For this exercise, copy out each line of the material below that includes "Совершенствование".

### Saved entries
··········
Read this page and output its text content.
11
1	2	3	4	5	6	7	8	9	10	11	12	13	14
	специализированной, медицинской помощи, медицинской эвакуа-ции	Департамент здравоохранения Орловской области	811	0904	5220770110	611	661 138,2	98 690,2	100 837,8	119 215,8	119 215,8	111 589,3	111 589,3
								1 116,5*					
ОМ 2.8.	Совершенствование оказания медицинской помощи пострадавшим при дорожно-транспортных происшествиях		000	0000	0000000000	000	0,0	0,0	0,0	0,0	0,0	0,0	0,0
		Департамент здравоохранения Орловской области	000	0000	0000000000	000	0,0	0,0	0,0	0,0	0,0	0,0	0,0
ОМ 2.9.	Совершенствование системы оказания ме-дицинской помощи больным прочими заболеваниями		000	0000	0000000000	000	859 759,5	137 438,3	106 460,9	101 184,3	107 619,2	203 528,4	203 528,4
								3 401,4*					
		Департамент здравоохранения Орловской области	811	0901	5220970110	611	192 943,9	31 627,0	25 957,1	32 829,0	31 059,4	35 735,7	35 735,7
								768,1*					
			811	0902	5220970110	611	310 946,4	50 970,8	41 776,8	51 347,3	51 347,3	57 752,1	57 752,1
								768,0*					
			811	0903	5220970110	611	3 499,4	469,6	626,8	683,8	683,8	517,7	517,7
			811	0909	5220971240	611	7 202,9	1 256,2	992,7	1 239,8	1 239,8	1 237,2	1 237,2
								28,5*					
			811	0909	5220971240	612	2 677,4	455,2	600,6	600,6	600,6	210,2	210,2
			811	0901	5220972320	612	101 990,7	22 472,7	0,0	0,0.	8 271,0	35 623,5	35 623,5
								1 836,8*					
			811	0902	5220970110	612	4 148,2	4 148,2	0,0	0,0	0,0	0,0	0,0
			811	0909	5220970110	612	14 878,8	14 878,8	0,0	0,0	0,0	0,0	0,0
··········
### Written solution
ОМ 2.8.	Совершенствование оказания медицинской помощи пострадавшим при дорожно-транспортных происшествиях		000	0000	0000000000	000	0,0	0,0	0,0	0,0	0,0	0,0	0,0
ОМ 2.9.	Совершенствование системы оказания ме-дицинской помощи больным прочими заболеваниями		000	0000	0000000000	000	859 759,5	137 438,3	106 460,9	101 184,3	107 619,2	203 528,4	203 528,4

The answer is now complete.